=== Exercise input ===

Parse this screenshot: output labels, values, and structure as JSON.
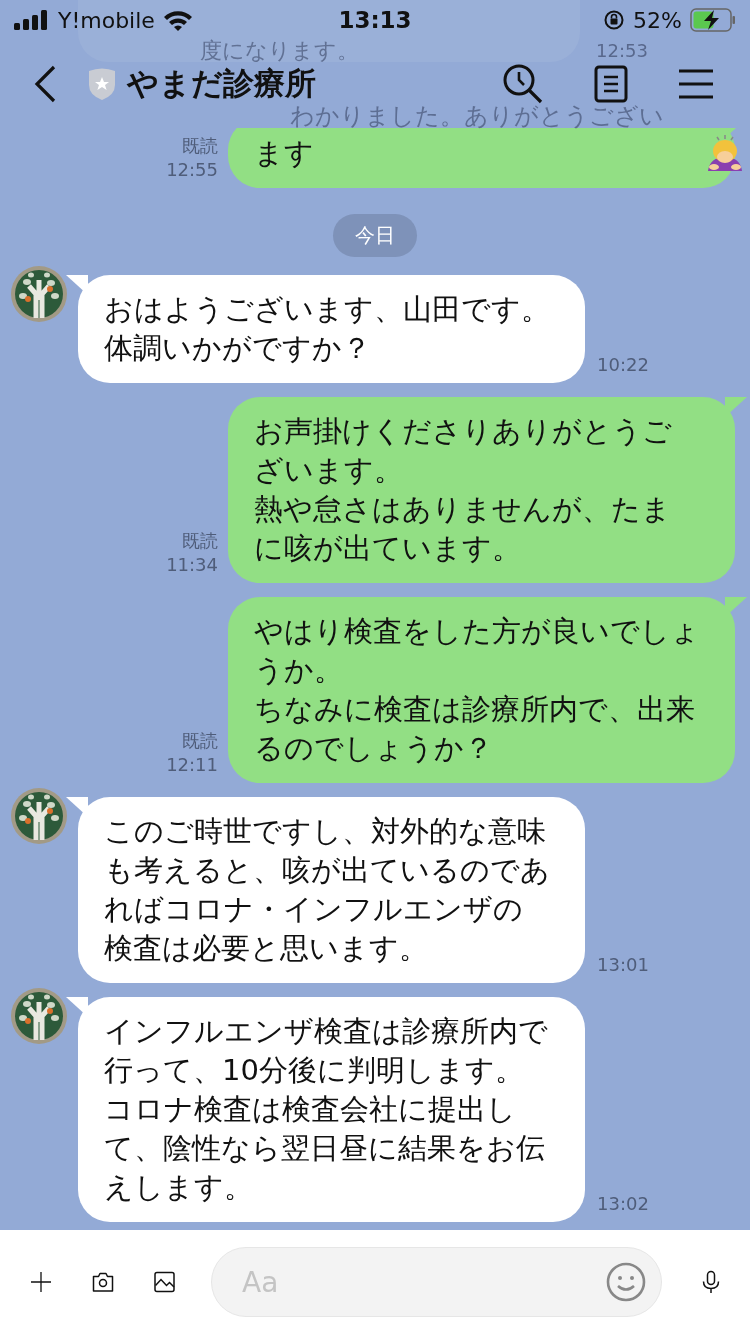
{
  "status_bar": {
    "carrier": "Y!mobile",
    "time": "13:13",
    "battery": "52%"
  },
  "behind_header": {
    "incoming_text": "度になります。",
    "incoming_time": "12:53",
    "outgoing_text": "わかりました。ありがとうござい"
  },
  "header": {
    "title": "やまだ診療所"
  },
  "messages": [
    {
      "kind": "outgoing",
      "paragraphs": [
        "ます"
      ],
      "has_emoji": true,
      "read": "既読",
      "time": "12:55"
    },
    {
      "kind": "date",
      "text": "今日"
    },
    {
      "kind": "incoming",
      "paragraphs": [
        "おはようございます、山田です。",
        "体調いかがですか？"
      ],
      "time": "10:22"
    },
    {
      "kind": "outgoing",
      "paragraphs": [
        "お声掛けくださりありがとうございます。",
        "熱や怠さはありませんが、たまに咳が出ています。"
      ],
      "read": "既読",
      "time": "11:34"
    },
    {
      "kind": "outgoing",
      "paragraphs": [
        "やはり検査をした方が良いでしょうか。",
        "ちなみに検査は診療所内で、出来るのでしょうか？"
      ],
      "read": "既読",
      "time": "12:11"
    },
    {
      "kind": "incoming",
      "paragraphs": [
        "このご時世ですし、対外的な意味も考えると、咳が出ているのであればコロナ・インフルエンザの検査は必要と思います。"
      ],
      "time": "13:01"
    },
    {
      "kind": "incoming",
      "paragraphs": [
        "インフルエンザ検査は診療所内で行って、10分後に判明します。",
        "コロナ検査は検査会社に提出して、陰性なら翌日昼に結果をお伝えします。"
      ],
      "time": "13:02"
    }
  ],
  "input": {
    "placeholder": "Aa"
  }
}
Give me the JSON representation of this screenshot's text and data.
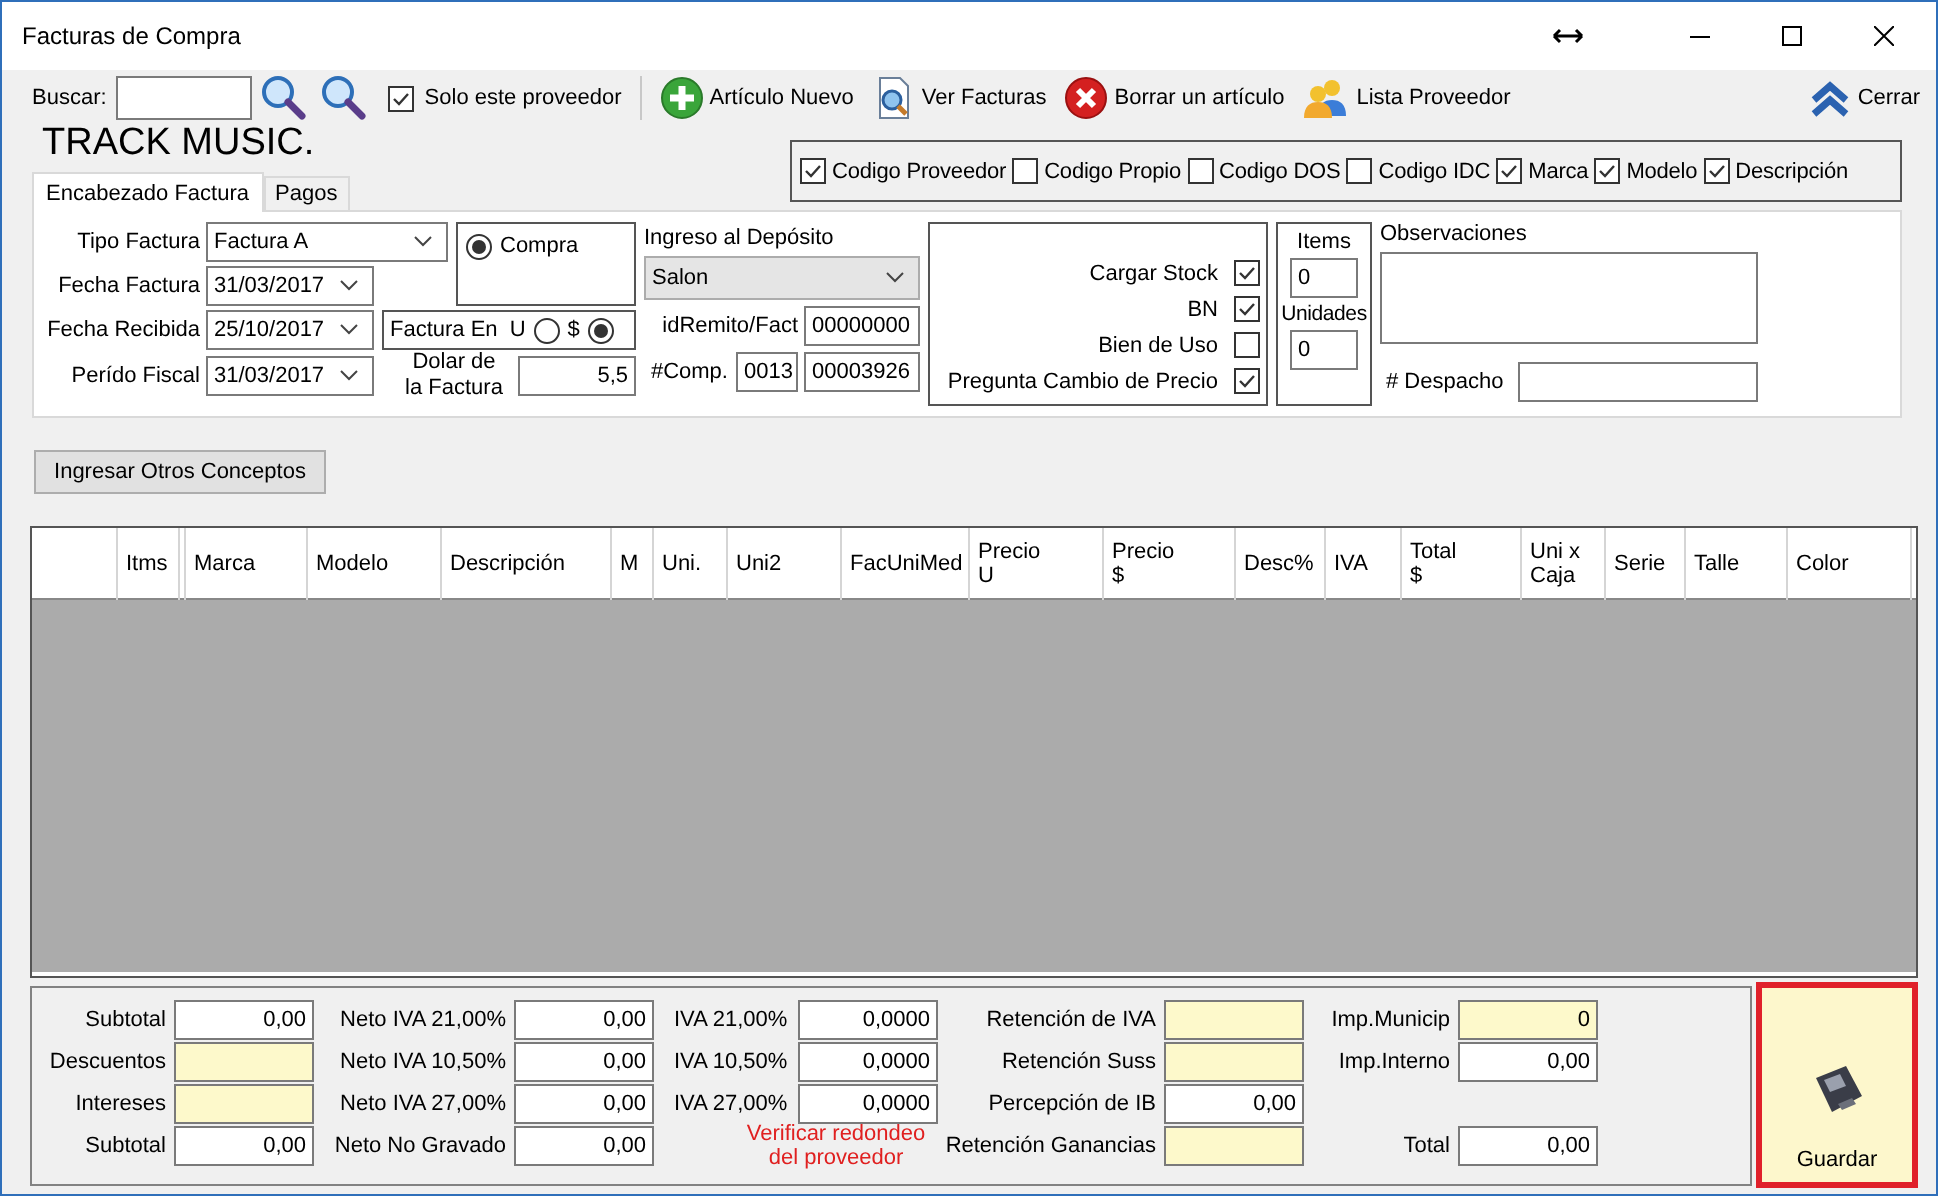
{
  "window": {
    "title": "Facturas de Compra"
  },
  "toolbar": {
    "search_label": "Buscar:",
    "only_supplier": {
      "label": "Solo este proveedor",
      "checked": true
    },
    "buttons": [
      {
        "label": "Artículo Nuevo",
        "kind": "add"
      },
      {
        "label": "Ver Facturas",
        "kind": "view"
      },
      {
        "label": "Borrar un artículo",
        "kind": "delete"
      },
      {
        "label": "Lista Proveedor",
        "kind": "people"
      }
    ],
    "close": {
      "label": "Cerrar"
    }
  },
  "company": "TRACK MUSIC.",
  "code_options": [
    {
      "label": "Codigo Proveedor",
      "checked": true
    },
    {
      "label": "Codigo Propio",
      "checked": false
    },
    {
      "label": "Codigo DOS",
      "checked": false
    },
    {
      "label": "Codigo IDC",
      "checked": false
    },
    {
      "label": "Marca",
      "checked": true
    },
    {
      "label": "Modelo",
      "checked": true
    },
    {
      "label": "Descripción",
      "checked": true
    }
  ],
  "tabs": [
    {
      "label": "Encabezado Factura",
      "selected": true
    },
    {
      "label": "Pagos",
      "selected": false
    }
  ],
  "header": {
    "invoice_type": {
      "label": "Tipo Factura",
      "value": "Factura A"
    },
    "dates": [
      {
        "label": "Fecha Factura",
        "value": "31/03/2017"
      },
      {
        "label": "Fecha Recibida",
        "value": "25/10/2017"
      },
      {
        "label": "Perído Fiscal",
        "value": "31/03/2017"
      }
    ],
    "purchase_option": {
      "label": "Compra",
      "selected": true
    },
    "currency": {
      "label": "Factura En",
      "options": [
        {
          "label": "U",
          "selected": false
        },
        {
          "label": "$",
          "selected": true
        }
      ]
    },
    "exchange_rate": {
      "label": "Dolar de\nla Factura",
      "value": "5,5"
    },
    "deposit": {
      "label": "Ingreso al Depósito",
      "value": "Salon"
    },
    "remito": {
      "label": "idRemito/Fact",
      "value": "00000000"
    },
    "comp": {
      "label": "#Comp.",
      "point_of_sale": "0013",
      "number": "00003926"
    },
    "flags": [
      {
        "label": "Cargar Stock",
        "checked": true
      },
      {
        "label": "BN",
        "checked": true
      },
      {
        "label": "Bien de Uso",
        "checked": false
      },
      {
        "label": "Pregunta Cambio de Precio",
        "checked": true
      }
    ],
    "items": {
      "label": "Items",
      "value": "0"
    },
    "units": {
      "label": "Unidades",
      "value": "0"
    },
    "notes": {
      "label": "Observaciones"
    },
    "dispatch": {
      "label": "# Despacho"
    }
  },
  "other_concepts_button": "Ingresar Otros Conceptos",
  "table": {
    "columns": [
      "Itms",
      "Marca",
      "Modelo",
      "Descripción",
      "M",
      "Uni.",
      "Uni2",
      "FacUniMed",
      "Precio\nU",
      "Precio\n$",
      "Desc%",
      "IVA",
      "Total\n$",
      "Uni x\nCaja",
      "Serie",
      "Talle",
      "Color"
    ]
  },
  "totals": {
    "groups": [
      {
        "fields": [
          {
            "label": "Subtotal",
            "value": "0,00",
            "highlighted": false
          },
          {
            "label": "Descuentos",
            "highlighted": true
          },
          {
            "label": "Intereses",
            "highlighted": true
          },
          {
            "label": "Subtotal",
            "value": "0,00",
            "highlighted": false
          }
        ]
      },
      {
        "fields": [
          {
            "label": "Neto IVA 21,00%",
            "value": "0,00",
            "highlighted": false
          },
          {
            "label": "Neto IVA 10,50%",
            "value": "0,00",
            "highlighted": false
          },
          {
            "label": "Neto IVA 27,00%",
            "value": "0,00",
            "highlighted": false
          },
          {
            "label": "Neto No Gravado",
            "value": "0,00",
            "highlighted": false
          }
        ]
      },
      {
        "fields": [
          {
            "label": "IVA 21,00%",
            "value": "0,0000",
            "highlighted": false
          },
          {
            "label": "IVA 10,50%",
            "value": "0,0000",
            "highlighted": false
          },
          {
            "label": "IVA 27,00%",
            "value": "0,0000",
            "highlighted": false
          }
        ],
        "note": "Verificar redondeo\ndel proveedor"
      },
      {
        "fields": [
          {
            "label": "Retención de IVA",
            "highlighted": true
          },
          {
            "label": "Retención Suss",
            "highlighted": true
          },
          {
            "label": "Percepción de IB",
            "value": "0,00",
            "highlighted": false
          },
          {
            "label": "Retención Ganancias",
            "highlighted": true
          }
        ]
      },
      {
        "fields": [
          {
            "label": "Imp.Municip",
            "value": "0",
            "highlighted": true
          },
          {
            "label": "Imp.Interno",
            "value": "0,00",
            "highlighted": false
          }
        ],
        "total": {
          "label": "Total",
          "value": "0,00"
        }
      }
    ]
  },
  "save_button": "Guardar"
}
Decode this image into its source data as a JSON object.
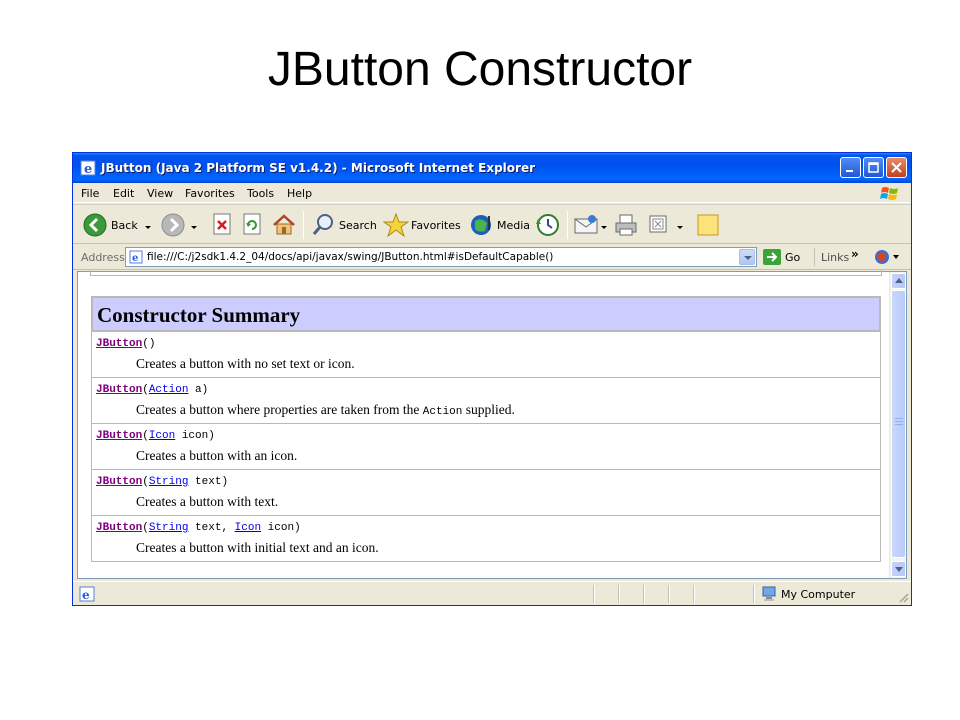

===

» Exercise instructions
Omit the pictures and restate the rest of the records verbatim.

» Response
Parse this screenshot: output labels, values, and structure as JSON.
{
  "status_bar": {
    "carrier": "Y!mobile",
    "time": "13:13",
    "battery": "52%"
  },
  "behind_header": {
    "incoming_text": "度になります。",
    "incoming_time": "12:53",
    "outgoing_text": "わかりました。ありがとうござい"
  },
  "header": {
    "title": "やまだ診療所"
  },
  "messages": [
    {
      "kind": "outgoing",
      "paragraphs": [
        "ます"
      ],
      "has_emoji": true,
      "read": "既読",
      "time": "12:55"
    },
    {
      "kind": "date",
      "text": "今日"
    },
    {
      "kind": "incoming",
      "paragraphs": [
        "おはようございます、山田です。",
        "体調いかがですか？"
      ],
      "time": "10:22"
    },
    {
      "kind": "outgoing",
      "paragraphs": [
        "お声掛けくださりありがとうございます。",
        "熱や怠さはありませんが、たまに咳が出ています。"
      ],
      "read": "既読",
      "time": "11:34"
    },
    {
      "kind": "outgoing",
      "paragraphs": [
        "やはり検査をした方が良いでしょうか。",
        "ちなみに検査は診療所内で、出来るのでしょうか？"
      ],
      "read": "既読",
      "time": "12:11"
    },
    {
      "kind": "incoming",
      "paragraphs": [
        "このご時世ですし、対外的な意味も考えると、咳が出ているのであればコロナ・インフルエンザの検査は必要と思います。"
      ],
      "time": "13:01"
    },
    {
      "kind": "incoming",
      "paragraphs": [
        "インフルエンザ検査は診療所内で行って、10分後に判明します。",
        "コロナ検査は検査会社に提出して、陰性なら翌日昼に結果をお伝えします。"
      ],
      "time": "13:02"
    }
  ],
  "input": {
    "placeholder": "Aa"
  }
}
Give me the JSON representation of this screenshot's text and data.
{
  "window": {
    "title": "Facturas de Compra"
  },
  "toolbar": {
    "search_label": "Buscar:",
    "only_supplier": {
      "label": "Solo este proveedor",
      "checked": true
    },
    "buttons": [
      {
        "label": "Artículo Nuevo",
        "kind": "add"
      },
      {
        "label": "Ver Facturas",
        "kind": "view"
      },
      {
        "label": "Borrar un artículo",
        "kind": "delete"
      },
      {
        "label": "Lista Proveedor",
        "kind": "people"
      }
    ],
    "close": {
      "label": "Cerrar"
    }
  },
  "company": "TRACK MUSIC.",
  "code_options": [
    {
      "label": "Codigo Proveedor",
      "checked": true
    },
    {
      "label": "Codigo Propio",
      "checked": false
    },
    {
      "label": "Codigo DOS",
      "checked": false
    },
    {
      "label": "Codigo IDC",
      "checked": false
    },
    {
      "label": "Marca",
      "checked": true
    },
    {
      "label": "Modelo",
      "checked": true
    },
    {
      "label": "Descripción",
      "checked": true
    }
  ],
  "tabs": [
    {
      "label": "Encabezado Factura",
      "selected": true
    },
    {
      "label": "Pagos",
      "selected": false
    }
  ],
  "header": {
    "invoice_type": {
      "label": "Tipo Factura",
      "value": "Factura A"
    },
    "dates": [
      {
        "label": "Fecha Factura",
        "value": "31/03/2017"
      },
      {
        "label": "Fecha Recibida",
        "value": "25/10/2017"
      },
      {
        "label": "Perído Fiscal",
        "value": "31/03/2017"
      }
    ],
    "purchase_option": {
      "label": "Compra",
      "selected": true
    },
    "currency": {
      "label": "Factura En",
      "options": [
        {
          "label": "U",
          "selected": false
        },
        {
          "label": "$",
          "selected": true
        }
      ]
    },
    "exchange_rate": {
      "label": "Dolar de\nla Factura",
      "value": "5,5"
    },
    "deposit": {
      "label": "Ingreso al Depósito",
      "value": "Salon"
    },
    "remito": {
      "label": "idRemito/Fact",
      "value": "00000000"
    },
    "comp": {
      "label": "#Comp.",
      "point_of_sale": "0013",
      "number": "00003926"
    },
    "flags": [
      {
        "label": "Cargar Stock",
        "checked": true
      },
      {
        "label": "BN",
        "checked": true
      },
      {
        "label": "Bien de Uso",
        "checked": false
      },
      {
        "label": "Pregunta Cambio de Precio",
        "checked": true
      }
    ],
    "items": {
      "label": "Items",
      "value": "0"
    },
    "units": {
      "label": "Unidades",
      "value": "0"
    },
    "notes": {
      "label": "Observaciones"
    },
    "dispatch": {
      "label": "# Despacho"
    }
  },
  "other_concepts_button": "Ingresar Otros Conceptos",
  "table": {
    "columns": [
      "Itms",
      "Marca",
      "Modelo",
      "Descripción",
      "M",
      "Uni.",
      "Uni2",
      "FacUniMed",
      "Precio\nU",
      "Precio\n$",
      "Desc%",
      "IVA",
      "Total\n$",
      "Uni x\nCaja",
      "Serie",
      "Talle",
      "Color"
    ]
  },
  "totals": {
    "groups": [
      {
        "fields": [
          {
            "label": "Subtotal",
            "value": "0,00",
            "highlighted": false
          },
          {
            "label": "Descuentos",
            "highlighted": true
          },
          {
            "label": "Intereses",
            "highlighted": true
          },
          {
            "label": "Subtotal",
            "value": "0,00",
            "highlighted": false
          }
        ]
      },
      {
        "fields": [
          {
            "label": "Neto IVA 21,00%",
            "value": "0,00",
            "highlighted": false
          },
          {
            "label": "Neto IVA 10,50%",
            "value": "0,00",
            "highlighted": false
          },
          {
            "label": "Neto IVA 27,00%",
            "value": "0,00",
            "highlighted": false
          },
          {
            "label": "Neto No Gravado",
            "value": "0,00",
            "highlighted": false
          }
        ]
      },
      {
        "fields": [
          {
            "label": "IVA 21,00%",
            "value": "0,0000",
            "highlighted": false
          },
          {
            "label": "IVA 10,50%",
            "value": "0,0000",
            "highlighted": false
          },
          {
            "label": "IVA 27,00%",
            "value": "0,0000",
            "highlighted": false
          }
        ],
        "note": "Verificar redondeo\ndel proveedor"
      },
      {
        "fields": [
          {
            "label": "Retención de IVA",
            "highlighted": true
          },
          {
            "label": "Retención Suss",
            "highlighted": true
          },
          {
            "label": "Percepción de IB",
            "value": "0,00",
            "highlighted": false
          },
          {
            "label": "Retención Ganancias",
            "highlighted": true
          }
        ]
      },
      {
        "fields": [
          {
            "label": "Imp.Municip",
            "value": "0",
            "highlighted": true
          },
          {
            "label": "Imp.Interno",
            "value": "0,00",
            "highlighted": false
          }
        ],
        "total": {
          "label": "Total",
          "value": "0,00"
        }
      }
    ]
  },
  "save_button": "Guardar"
}
Decode this image into its source data as a JSON object.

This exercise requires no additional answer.